[EJERCICIOS POR RESOLVER]
1. Responde estas preguntas según el texto sobre López Obrador:
(a) ¿A qué principio apeló López Obrador para guardar silencio ante las agresiones de Trump contra Cuba?
(b) ¿Qué presidente, según el texto, aprobó el golpe de Estado contra Salvador Allende?
(c) ¿Quién, según el texto, propició el fin de las dictaduras sudamericanas?
2. Escribe la continuación del texto sobre López Obrador, empezando después de su última oración.

[TEXTO PROPORCIONADO]
- - - -
Al mismo tiempo, no deja de ser paradójica la reacción de López Obrador, particularmente porque fue una tumba frente a las agresiones y el hostigamiento del expresidente Donald Trump contra Cuba. Con él no tuvo problemas López Obrador en guardar silencio, apelando al principio de la autodeterminación de los pueblos, pero con Biden ha sido distinto. En el fondo de su cabeza revolotea la convicción de que los demócratas han sido responsables de intervenciones y golpes de estado en América Latina, aunque frecuentemente se equivoca. Fue un republicano, Richard Nixon, quien aprobó el golpe de Estado contra Salvador Allende -su ejemplo primo de intervencionismo yanqui-, mientras que fue un demócrata, James Carter, quien propició el fin de las dictaduras sudamericanas. El maniqueísmo del presidente, junto con sus prejuicios y mala información, suelen nublar sus juicios.
- - - -
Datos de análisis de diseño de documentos
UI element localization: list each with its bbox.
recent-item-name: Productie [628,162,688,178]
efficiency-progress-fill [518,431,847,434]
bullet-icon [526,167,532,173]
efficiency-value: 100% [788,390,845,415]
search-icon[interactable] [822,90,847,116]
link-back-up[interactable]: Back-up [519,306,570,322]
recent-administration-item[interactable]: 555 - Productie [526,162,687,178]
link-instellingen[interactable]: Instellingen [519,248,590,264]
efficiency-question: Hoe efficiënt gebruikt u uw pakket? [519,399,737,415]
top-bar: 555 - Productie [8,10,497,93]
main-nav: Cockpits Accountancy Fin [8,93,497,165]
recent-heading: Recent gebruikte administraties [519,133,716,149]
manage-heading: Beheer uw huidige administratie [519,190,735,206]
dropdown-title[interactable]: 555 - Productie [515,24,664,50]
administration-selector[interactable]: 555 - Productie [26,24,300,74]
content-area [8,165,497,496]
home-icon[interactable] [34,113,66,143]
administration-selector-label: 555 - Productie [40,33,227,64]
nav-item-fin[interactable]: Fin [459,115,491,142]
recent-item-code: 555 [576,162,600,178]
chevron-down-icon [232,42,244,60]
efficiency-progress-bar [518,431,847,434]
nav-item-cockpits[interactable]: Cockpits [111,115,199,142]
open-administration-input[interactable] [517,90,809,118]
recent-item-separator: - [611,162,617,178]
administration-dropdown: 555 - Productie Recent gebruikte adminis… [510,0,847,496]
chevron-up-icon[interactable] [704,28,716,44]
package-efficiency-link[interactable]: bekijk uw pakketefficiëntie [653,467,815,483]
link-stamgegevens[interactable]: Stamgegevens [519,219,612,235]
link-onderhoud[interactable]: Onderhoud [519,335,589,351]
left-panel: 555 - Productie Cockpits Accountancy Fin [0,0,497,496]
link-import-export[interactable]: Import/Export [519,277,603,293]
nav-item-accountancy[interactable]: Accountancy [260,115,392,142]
- - - -
[RESPUESTAS]
1.
(a) Al principio de la autodeterminación de los pueblos.
(b) Richard Nixon, un republicano.
(c) James Carter, un demócrata.

2.
Ayer, cuando tras apelar a la no intervención, intervino a favor de Cuba, le pidieron clarificación. “¿Usted ve la mano de países extranjeros en las protestas?”, le preguntaron. “Yo veo que están interviniendo”, respondió. “Por ejemplo… vi un mensaje en redes sociales de un grupo que se llamar Artículo 19… financiada en México por el gobierno de Estados Unidos, por la Embajada de Estados Unidos”. ¿Qué tenía que ver esa referencia en el contexto general de lo que sucede? Son sus fobias eternas las que permean la toma de decisiones en Palacio Nacional.
La forma primitiva como entiende al mundo y su locuacidad lo hace cometer errores. Por ejemplo, su posición fue publicada en la portada digital de Granma, el órgano del Partido Comunista, como su información principal, al ser la postura más enérgica frente a Estados Unidos. Rusia no llegó a esos niveles. El presidente Vladimir Putin dejó en una vocera de la cancillería su rechazo cualquier intervención, mientras que Venezuela, Argentina y Bolivia, otros aliados, optaron por la cautela.
López Obrador achicó sus márgenes de operación política y se fue con todo, que lo llevó al choque con Biden, subrayando lo diferente que ven al mundo, que ha hecho que las fricciones sean más frecuentes. Cuando se preparaba la visita de la vicepresidenta Kamala Harris a México, los diplomáticos en la Embajada en México tuvieron que atemperar la posición de los funcionarios de Washington, que veían a López Obrador como un enemigo. En Palacio Nacional, ni el presidente ni sus más cercanos quieren saber nada de Estados Unidos, a cuyo gobierno si ven como enemigo.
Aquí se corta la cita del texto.